Figure dataset records
--- --- ---

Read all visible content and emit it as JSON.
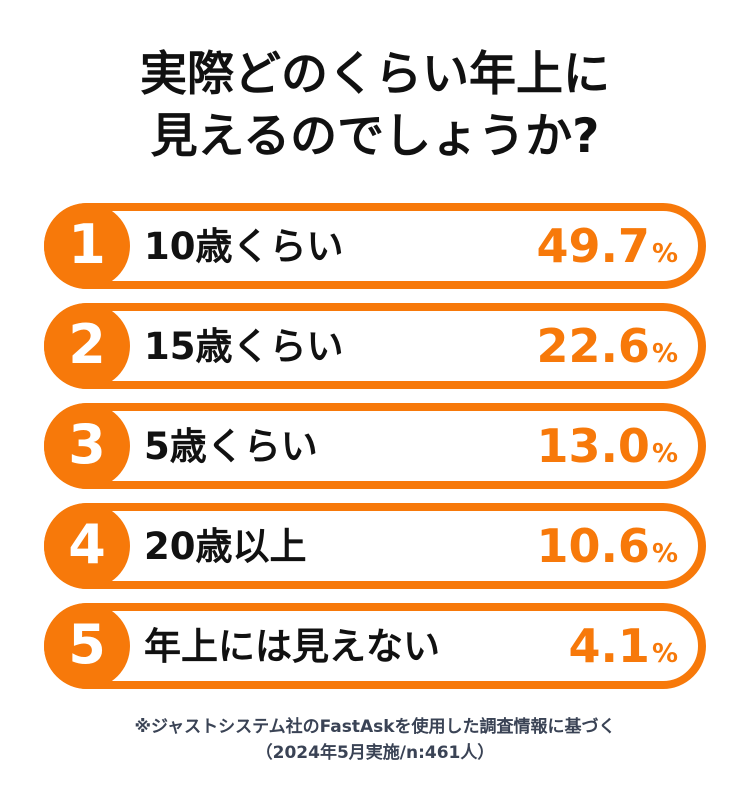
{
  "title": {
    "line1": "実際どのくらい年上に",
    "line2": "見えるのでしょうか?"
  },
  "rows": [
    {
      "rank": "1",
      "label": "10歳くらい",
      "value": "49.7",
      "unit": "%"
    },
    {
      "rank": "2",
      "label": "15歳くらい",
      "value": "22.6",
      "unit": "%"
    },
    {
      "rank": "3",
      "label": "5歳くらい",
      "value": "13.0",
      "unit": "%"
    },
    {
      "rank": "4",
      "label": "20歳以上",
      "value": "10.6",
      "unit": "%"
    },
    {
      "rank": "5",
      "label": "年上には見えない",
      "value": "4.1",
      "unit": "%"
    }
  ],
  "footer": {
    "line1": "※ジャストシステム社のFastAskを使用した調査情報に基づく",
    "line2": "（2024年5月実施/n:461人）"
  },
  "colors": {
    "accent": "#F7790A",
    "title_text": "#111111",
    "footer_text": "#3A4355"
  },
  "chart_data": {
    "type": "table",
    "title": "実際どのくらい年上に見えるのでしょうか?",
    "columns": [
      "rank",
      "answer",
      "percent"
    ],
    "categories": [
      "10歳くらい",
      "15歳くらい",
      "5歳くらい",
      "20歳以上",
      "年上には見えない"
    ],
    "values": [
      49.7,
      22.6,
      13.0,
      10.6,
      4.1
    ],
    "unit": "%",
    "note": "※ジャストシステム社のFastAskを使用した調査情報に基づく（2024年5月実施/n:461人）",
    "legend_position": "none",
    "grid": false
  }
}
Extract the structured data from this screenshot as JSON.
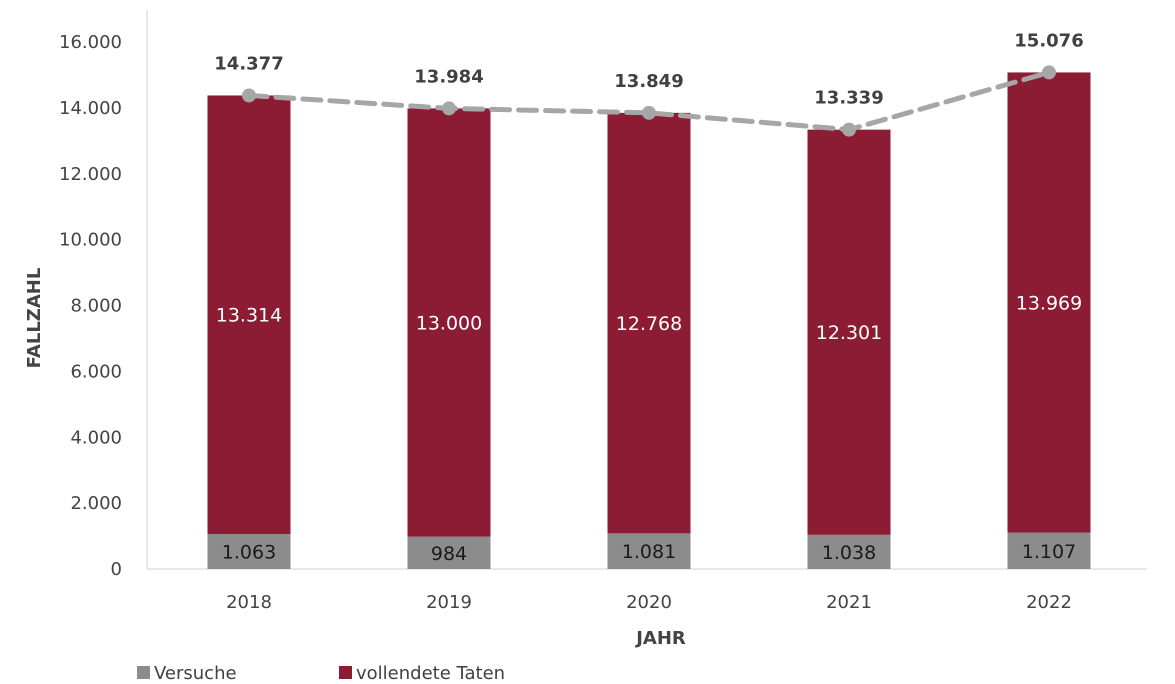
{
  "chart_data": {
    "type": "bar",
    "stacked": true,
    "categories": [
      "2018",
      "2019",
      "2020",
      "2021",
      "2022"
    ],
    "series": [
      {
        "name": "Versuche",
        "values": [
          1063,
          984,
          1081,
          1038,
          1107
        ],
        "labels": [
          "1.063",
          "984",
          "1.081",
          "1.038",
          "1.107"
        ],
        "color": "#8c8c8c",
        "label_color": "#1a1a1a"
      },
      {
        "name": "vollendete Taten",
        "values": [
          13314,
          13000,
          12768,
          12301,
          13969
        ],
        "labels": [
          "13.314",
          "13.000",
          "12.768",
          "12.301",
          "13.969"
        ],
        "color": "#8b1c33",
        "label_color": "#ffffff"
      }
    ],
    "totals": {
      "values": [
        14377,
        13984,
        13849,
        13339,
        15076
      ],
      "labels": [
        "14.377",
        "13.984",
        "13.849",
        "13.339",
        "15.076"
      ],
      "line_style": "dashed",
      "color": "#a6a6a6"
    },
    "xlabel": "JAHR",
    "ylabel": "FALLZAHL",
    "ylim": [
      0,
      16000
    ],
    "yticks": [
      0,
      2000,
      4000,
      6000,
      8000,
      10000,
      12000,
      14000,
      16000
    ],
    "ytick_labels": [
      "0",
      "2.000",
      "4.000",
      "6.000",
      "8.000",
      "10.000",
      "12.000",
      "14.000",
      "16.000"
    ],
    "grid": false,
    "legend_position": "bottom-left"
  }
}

--- --- ---

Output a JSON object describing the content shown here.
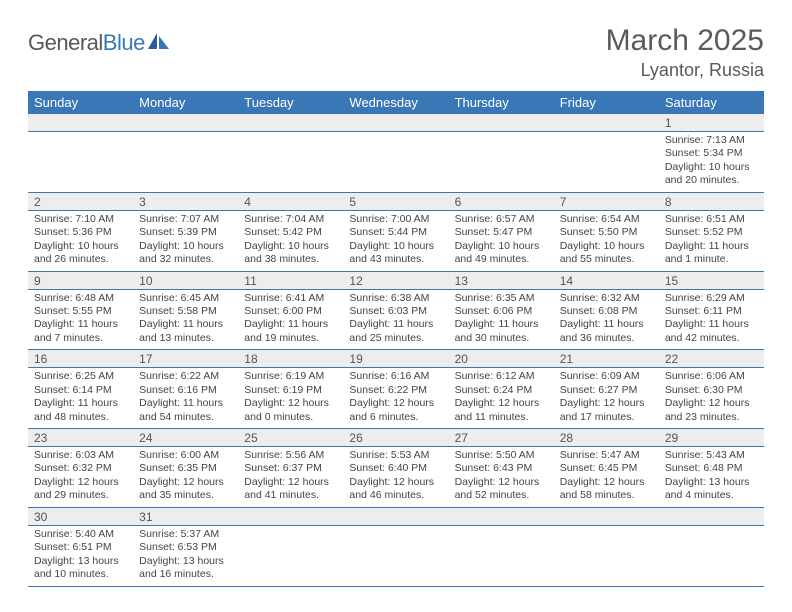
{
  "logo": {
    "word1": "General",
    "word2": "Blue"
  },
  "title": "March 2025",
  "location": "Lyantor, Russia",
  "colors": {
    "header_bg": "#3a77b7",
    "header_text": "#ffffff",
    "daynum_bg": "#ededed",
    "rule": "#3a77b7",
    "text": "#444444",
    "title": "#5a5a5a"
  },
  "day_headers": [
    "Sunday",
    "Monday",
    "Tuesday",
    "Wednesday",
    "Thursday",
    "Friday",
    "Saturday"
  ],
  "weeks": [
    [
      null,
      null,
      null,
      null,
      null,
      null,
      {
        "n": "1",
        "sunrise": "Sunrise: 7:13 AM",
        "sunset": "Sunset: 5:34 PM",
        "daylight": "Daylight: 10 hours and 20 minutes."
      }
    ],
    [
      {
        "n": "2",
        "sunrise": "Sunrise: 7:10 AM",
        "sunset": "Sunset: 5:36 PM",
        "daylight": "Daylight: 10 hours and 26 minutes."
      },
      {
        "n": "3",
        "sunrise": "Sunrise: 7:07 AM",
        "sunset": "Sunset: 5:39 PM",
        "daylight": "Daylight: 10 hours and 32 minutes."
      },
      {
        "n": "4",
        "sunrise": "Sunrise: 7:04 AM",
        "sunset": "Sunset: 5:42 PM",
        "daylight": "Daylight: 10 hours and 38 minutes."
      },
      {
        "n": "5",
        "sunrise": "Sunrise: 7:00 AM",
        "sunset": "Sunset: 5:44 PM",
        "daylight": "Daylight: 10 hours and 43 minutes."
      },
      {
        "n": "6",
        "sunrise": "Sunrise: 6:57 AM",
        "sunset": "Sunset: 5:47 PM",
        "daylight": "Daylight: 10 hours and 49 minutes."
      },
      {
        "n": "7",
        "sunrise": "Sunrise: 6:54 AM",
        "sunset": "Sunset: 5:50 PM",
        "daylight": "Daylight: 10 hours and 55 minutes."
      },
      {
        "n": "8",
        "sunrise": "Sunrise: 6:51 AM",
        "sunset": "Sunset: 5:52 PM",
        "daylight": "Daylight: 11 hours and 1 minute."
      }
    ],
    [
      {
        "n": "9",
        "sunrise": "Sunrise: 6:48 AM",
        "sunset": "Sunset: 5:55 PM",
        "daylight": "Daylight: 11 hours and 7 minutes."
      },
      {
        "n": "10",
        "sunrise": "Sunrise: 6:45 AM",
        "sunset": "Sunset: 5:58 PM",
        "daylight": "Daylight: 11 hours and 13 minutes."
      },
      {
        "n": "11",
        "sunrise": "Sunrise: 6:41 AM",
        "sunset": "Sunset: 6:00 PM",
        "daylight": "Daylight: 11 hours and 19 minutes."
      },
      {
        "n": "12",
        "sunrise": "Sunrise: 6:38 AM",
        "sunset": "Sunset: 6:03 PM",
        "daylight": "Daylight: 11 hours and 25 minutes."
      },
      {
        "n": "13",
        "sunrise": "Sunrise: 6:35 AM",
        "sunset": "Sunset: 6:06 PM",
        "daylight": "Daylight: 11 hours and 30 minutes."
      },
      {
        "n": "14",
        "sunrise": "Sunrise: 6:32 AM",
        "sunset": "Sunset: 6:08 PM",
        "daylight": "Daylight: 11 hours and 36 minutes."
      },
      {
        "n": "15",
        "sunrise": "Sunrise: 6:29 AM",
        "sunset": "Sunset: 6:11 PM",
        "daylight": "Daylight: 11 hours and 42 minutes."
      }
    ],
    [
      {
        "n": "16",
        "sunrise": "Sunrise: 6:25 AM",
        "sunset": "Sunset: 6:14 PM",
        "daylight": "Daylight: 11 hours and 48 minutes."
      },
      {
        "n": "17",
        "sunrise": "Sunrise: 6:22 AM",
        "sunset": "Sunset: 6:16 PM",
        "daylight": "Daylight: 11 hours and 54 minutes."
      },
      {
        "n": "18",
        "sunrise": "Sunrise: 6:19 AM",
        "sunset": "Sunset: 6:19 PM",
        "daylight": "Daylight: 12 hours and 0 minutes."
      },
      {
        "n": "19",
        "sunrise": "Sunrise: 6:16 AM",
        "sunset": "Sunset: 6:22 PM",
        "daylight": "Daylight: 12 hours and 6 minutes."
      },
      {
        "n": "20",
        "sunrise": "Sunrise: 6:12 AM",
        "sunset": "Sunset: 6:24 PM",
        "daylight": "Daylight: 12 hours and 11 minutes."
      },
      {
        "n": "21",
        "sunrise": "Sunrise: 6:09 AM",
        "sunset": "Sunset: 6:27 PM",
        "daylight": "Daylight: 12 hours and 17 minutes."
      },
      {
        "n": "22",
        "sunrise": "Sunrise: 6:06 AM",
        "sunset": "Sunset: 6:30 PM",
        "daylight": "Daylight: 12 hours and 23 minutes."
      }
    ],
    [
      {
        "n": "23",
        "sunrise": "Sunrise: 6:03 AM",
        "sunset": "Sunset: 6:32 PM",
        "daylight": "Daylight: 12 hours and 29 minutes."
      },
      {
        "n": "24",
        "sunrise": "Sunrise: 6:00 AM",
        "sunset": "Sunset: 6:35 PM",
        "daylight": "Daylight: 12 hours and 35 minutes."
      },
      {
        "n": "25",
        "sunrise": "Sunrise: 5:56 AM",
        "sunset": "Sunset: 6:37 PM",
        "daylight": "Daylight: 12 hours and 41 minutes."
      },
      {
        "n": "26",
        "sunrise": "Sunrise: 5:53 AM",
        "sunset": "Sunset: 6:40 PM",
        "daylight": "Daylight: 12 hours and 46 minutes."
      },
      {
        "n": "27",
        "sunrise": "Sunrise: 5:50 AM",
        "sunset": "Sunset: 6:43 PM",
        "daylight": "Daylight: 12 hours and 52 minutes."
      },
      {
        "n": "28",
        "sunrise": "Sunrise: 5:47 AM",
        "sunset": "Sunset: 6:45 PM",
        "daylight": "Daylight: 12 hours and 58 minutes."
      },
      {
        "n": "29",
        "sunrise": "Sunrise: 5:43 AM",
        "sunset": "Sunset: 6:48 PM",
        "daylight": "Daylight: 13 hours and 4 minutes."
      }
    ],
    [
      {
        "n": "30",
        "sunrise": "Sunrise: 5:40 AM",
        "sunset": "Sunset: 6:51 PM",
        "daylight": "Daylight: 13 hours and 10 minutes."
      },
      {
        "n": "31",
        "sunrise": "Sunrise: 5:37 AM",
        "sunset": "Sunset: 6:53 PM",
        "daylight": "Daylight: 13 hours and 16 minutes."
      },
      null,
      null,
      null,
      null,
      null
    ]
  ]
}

--- --- ---

Using the listing, collect all lines in which the string "name" is found.

EXERCISE RESPONSE
        "name": "Versuche",
        "name": "vollendete Taten",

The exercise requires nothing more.